■ **GOAL**: Copy out the listing that follows, exactly, without its pictures.

Saved entries
---*---

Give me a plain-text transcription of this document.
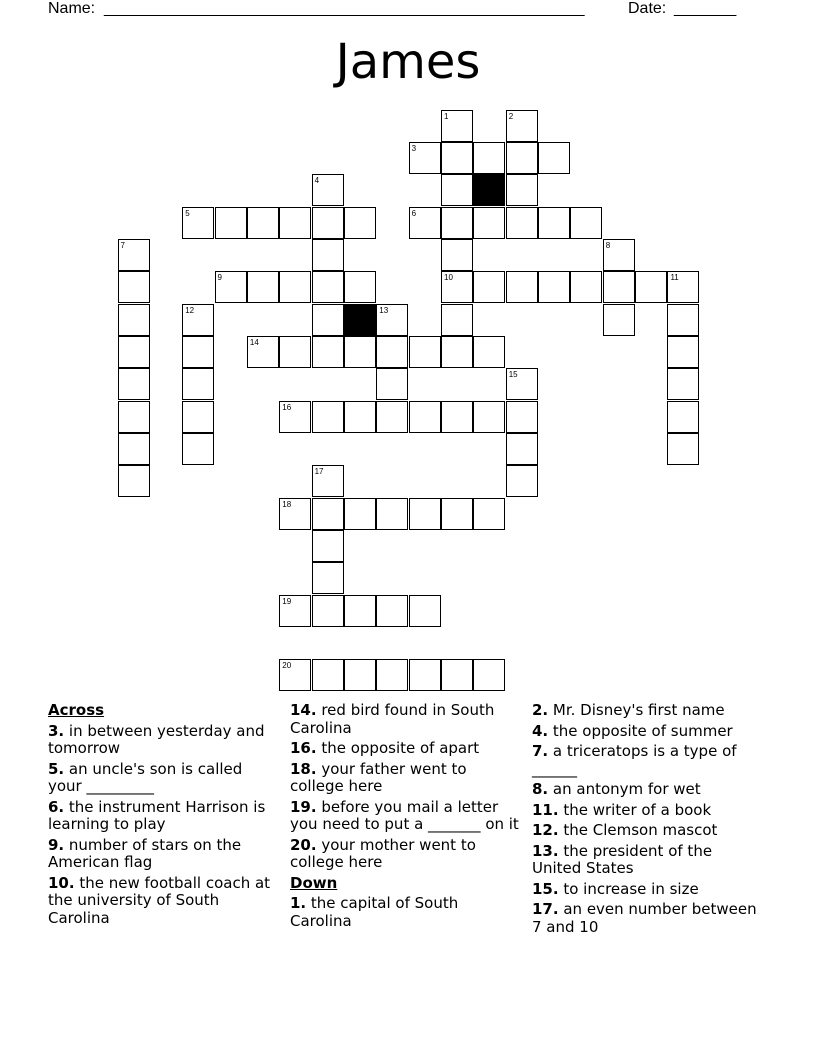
Name: ______________________________________________________	Date: _______
James
1
10
2
3
4
5	6
7	8
9	11
12	13
14
15
16
17
18
19
20
Across
3. in between yesterday and tomorrow
5. an uncle's son is called your _________
6. the instrument Harrison is learning to play
9. number of stars on the American flag
10. the new football coach at the university of South Carolina
14. red bird found in South Carolina
16. the opposite of apart
18. your father went to college here
19. before you mail a letter you need to put a _______ on it
20. your mother went to college here
Down
1. the capital of South Carolina
2. Mr. Disney's first name
4. the opposite of summer
7. a triceratops is a type of ______
8. an antonym for wet
11. the writer of a book
12. the Clemson mascot
13. the president of the United States
15. to increase in size
17. an even number between 7 and 10
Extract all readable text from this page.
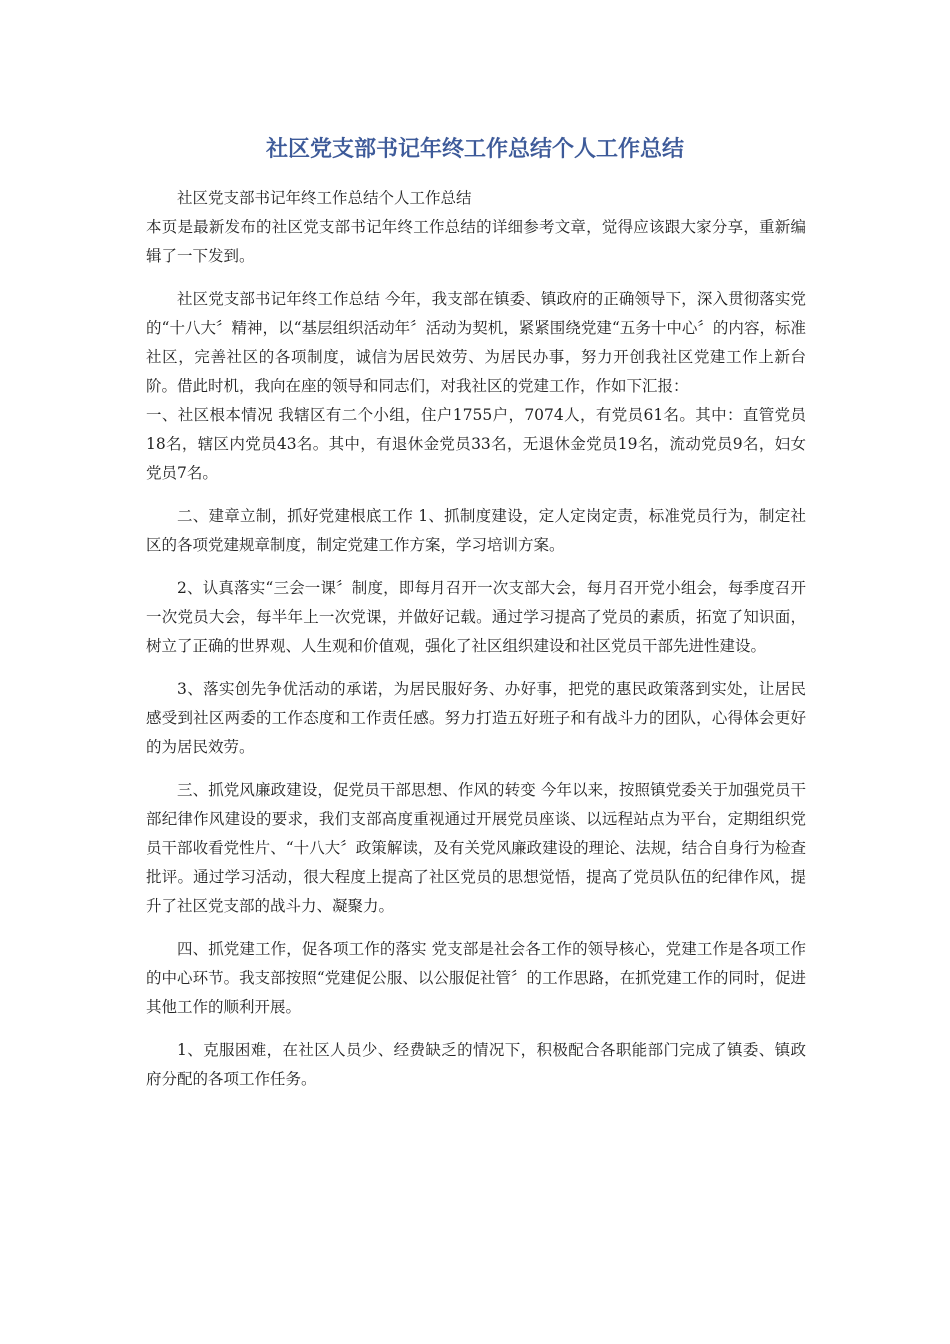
社区党支部书记年终工作总结个人工作总结

社区党支部书记年终工作总结个人工作总结

本页是最新发布的社区党支部书记年终工作总结的详细参考文章，觉得应该跟大家分享，重新编辑了一下发到。

社区党支部书记年终工作总结 今年，我支部在镇委、镇政府的正确领导下，深入贯彻落实党的“十八大〞精神，以“基层组织活动年〞活动为契机，紧紧围绕党建“五务十中心〞的内容，标准社区，完善社区的各项制度，诚信为居民效劳、为居民办事，努力开创我社区党建工作上新台阶。借此时机，我向在座的领导和同志们，对我社区的党建工作，作如下汇报：

一、社区根本情况 我辖区有二个小组，住户1755户，7074人，有党员61名。其中：直管党员18名，辖区内党员43名。其中，有退休金党员33名，无退休金党员19名，流动党员9名，妇女党员7名。

二、建章立制，抓好党建根底工作 1、抓制度建设，定人定岗定责，标准党员行为，制定社区的各项党建规章制度，制定党建工作方案，学习培训方案。

2、认真落实“三会一课〞制度，即每月召开一次支部大会，每月召开党小组会，每季度召开一次党员大会，每半年上一次党课，并做好记载。通过学习提高了党员的素质，拓宽了知识面，树立了正确的世界观、人生观和价值观，强化了社区组织建设和社区党员干部先进性建设。

3、落实创先争优活动的承诺，为居民服好务、办好事，把党的惠民政策落到实处，让居民感受到社区两委的工作态度和工作责任感。努力打造五好班子和有战斗力的团队，心得体会更好的为居民效劳。

三、抓党风廉政建设，促党员干部思想、作风的转变 今年以来，按照镇党委关于加强党员干部纪律作风建设的要求，我们支部高度重视通过开展党员座谈、以远程站点为平台，定期组织党员干部收看党性片、“十八大〞政策解读，及有关党风廉政建设的理论、法规，结合自身行为检查批评。通过学习活动，很大程度上提高了社区党员的思想觉悟，提高了党员队伍的纪律作风，提升了社区党支部的战斗力、凝聚力。

四、抓党建工作，促各项工作的落实 党支部是社会各工作的领导核心，党建工作是各项工作的中心环节。我支部按照“党建促公服、以公服促社管〞的工作思路，在抓党建工作的同时，促进其他工作的顺利开展。

1、克服困难，在社区人员少、经费缺乏的情况下，积极配合各职能部门完成了镇委、镇政府分配的各项工作任务。
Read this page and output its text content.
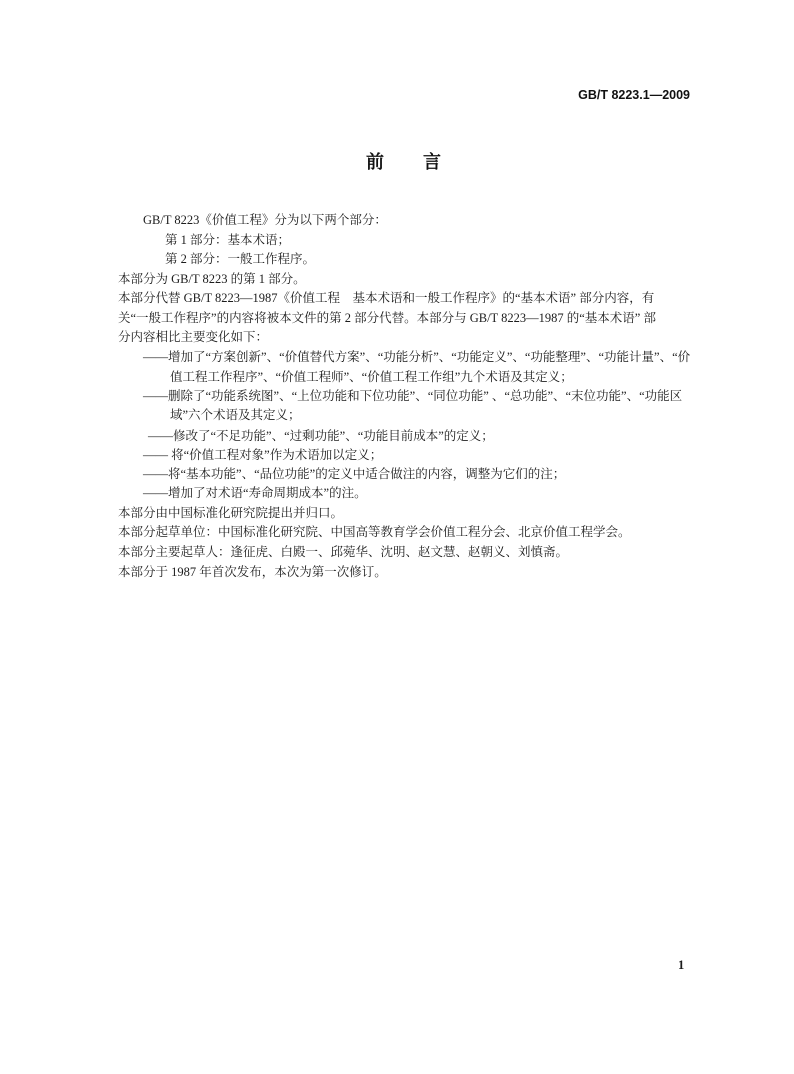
GB/T 8223.1—2009
前　言
GB/T 8223《价值工程》分为以下两个部分：
第 1 部分：基本术语；
第 2 部分：一般工作程序。
本部分为 GB/T 8223 的第 1 部分。
本部分代替 GB/T 8223—1987《价值工程　基本术语和一般工作程序》的“基本术语” 部分内容，有
关“一般工作程序”的内容将被本文件的第 2 部分代替。本部分与 GB/T 8223—1987 的“基本术语” 部
分内容相比主要变化如下：
——增加了“方案创新”、“价值替代方案”、“功能分析”、“功能定义”、“功能整理”、“功能计量”、“价
值工程工作程序”、“价值工程师”、“价值工程工作组”九个术语及其定义；
——删除了“功能系统图”、“上位功能和下位功能”、“同位功能” 、“总功能”、“末位功能”、“功能区
域”六个术语及其定义；
——修改了“不足功能”、“过剩功能”、“功能目前成本”的定义；
—— 将“价值工程对象”作为术语加以定义；
——将“基本功能”、“品位功能”的定义中适合做注的内容，调整为它们的注；
——增加了对术语“寿命周期成本”的注。
本部分由中国标准化研究院提出并归口。
本部分起草单位：中国标准化研究院、中国高等教育学会价值工程分会、北京价值工程学会。
本部分主要起草人：逢征虎、白殿一、邱菀华、沈明、赵文慧、赵朝义、刘慎斋。
本部分于 1987 年首次发布，本次为第一次修订。
1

---*---

■ **EXERCISE ANSWER**:
Give me a plain-text transcription of this document.
Name: ______________________________________________________	Date: _______
James
1
10
2
3
4
5	6
7	8
9	11
12	13
14
15
16
17
18
19
20
Across
3. in between yesterday and tomorrow
5. an uncle's son is called your _________
6. the instrument Harrison is learning to play
9. number of stars on the American flag
10. the new football coach at the university of South Carolina
14. red bird found in South Carolina
16. the opposite of apart
18. your father went to college here
19. before you mail a letter you need to put a _______ on it
20. your mother went to college here
Down
1. the capital of South Carolina
2. Mr. Disney's first name
4. the opposite of summer
7. a triceratops is a type of ______
8. an antonym for wet
11. the writer of a book
12. the Clemson mascot
13. the president of the United States
15. to increase in size
17. an even number between 7 and 10
Extract all readable text from this page.
社区党支部书记年终工作总结个人工作总结

社区党支部书记年终工作总结个人工作总结

本页是最新发布的社区党支部书记年终工作总结的详细参考文章，觉得应该跟大家分享，重新编辑了一下发到。

社区党支部书记年终工作总结 今年，我支部在镇委、镇政府的正确领导下，深入贯彻落实党的“十八大〞精神，以“基层组织活动年〞活动为契机，紧紧围绕党建“五务十中心〞的内容，标准社区，完善社区的各项制度，诚信为居民效劳、为居民办事，努力开创我社区党建工作上新台阶。借此时机，我向在座的领导和同志们，对我社区的党建工作，作如下汇报：

一、社区根本情况 我辖区有二个小组，住户1755户，7074人，有党员61名。其中：直管党员18名，辖区内党员43名。其中，有退休金党员33名，无退休金党员19名，流动党员9名，妇女党员7名。

二、建章立制，抓好党建根底工作 1、抓制度建设，定人定岗定责，标准党员行为，制定社区的各项党建规章制度，制定党建工作方案，学习培训方案。

2、认真落实“三会一课〞制度，即每月召开一次支部大会，每月召开党小组会，每季度召开一次党员大会，每半年上一次党课，并做好记载。通过学习提高了党员的素质，拓宽了知识面，树立了正确的世界观、人生观和价值观，强化了社区组织建设和社区党员干部先进性建设。

3、落实创先争优活动的承诺，为居民服好务、办好事，把党的惠民政策落到实处，让居民感受到社区两委的工作态度和工作责任感。努力打造五好班子和有战斗力的团队，心得体会更好的为居民效劳。

三、抓党风廉政建设，促党员干部思想、作风的转变 今年以来，按照镇党委关于加强党员干部纪律作风建设的要求，我们支部高度重视通过开展党员座谈、以远程站点为平台，定期组织党员干部收看党性片、“十八大〞政策解读，及有关党风廉政建设的理论、法规，结合自身行为检查批评。通过学习活动，很大程度上提高了社区党员的思想觉悟，提高了党员队伍的纪律作风，提升了社区党支部的战斗力、凝聚力。

四、抓党建工作，促各项工作的落实 党支部是社会各工作的领导核心，党建工作是各项工作的中心环节。我支部按照“党建促公服、以公服促社管〞的工作思路，在抓党建工作的同时，促进其他工作的顺利开展。

1、克服困难，在社区人员少、经费缺乏的情况下，积极配合各职能部门完成了镇委、镇政府分配的各项工作任务。
Read this page and output its text content.
GB/T 8223.1—2009
前　言
GB/T 8223《价值工程》分为以下两个部分：
第 1 部分：基本术语；
第 2 部分：一般工作程序。
本部分为 GB/T 8223 的第 1 部分。
本部分代替 GB/T 8223—1987《价值工程　基本术语和一般工作程序》的“基本术语” 部分内容，有
关“一般工作程序”的内容将被本文件的第 2 部分代替。本部分与 GB/T 8223—1987 的“基本术语” 部
分内容相比主要变化如下：
——增加了“方案创新”、“价值替代方案”、“功能分析”、“功能定义”、“功能整理”、“功能计量”、“价
值工程工作程序”、“价值工程师”、“价值工程工作组”九个术语及其定义；
——删除了“功能系统图”、“上位功能和下位功能”、“同位功能” 、“总功能”、“末位功能”、“功能区
域”六个术语及其定义；
——修改了“不足功能”、“过剩功能”、“功能目前成本”的定义；
—— 将“价值工程对象”作为术语加以定义；
——将“基本功能”、“品位功能”的定义中适合做注的内容，调整为它们的注；
——增加了对术语“寿命周期成本”的注。
本部分由中国标准化研究院提出并归口。
本部分起草单位：中国标准化研究院、中国高等教育学会价值工程分会、北京价值工程学会。
本部分主要起草人：逢征虎、白殿一、邱菀华、沈明、赵文慧、赵朝义、刘慎斋。
本部分于 1987 年首次发布，本次为第一次修订。
1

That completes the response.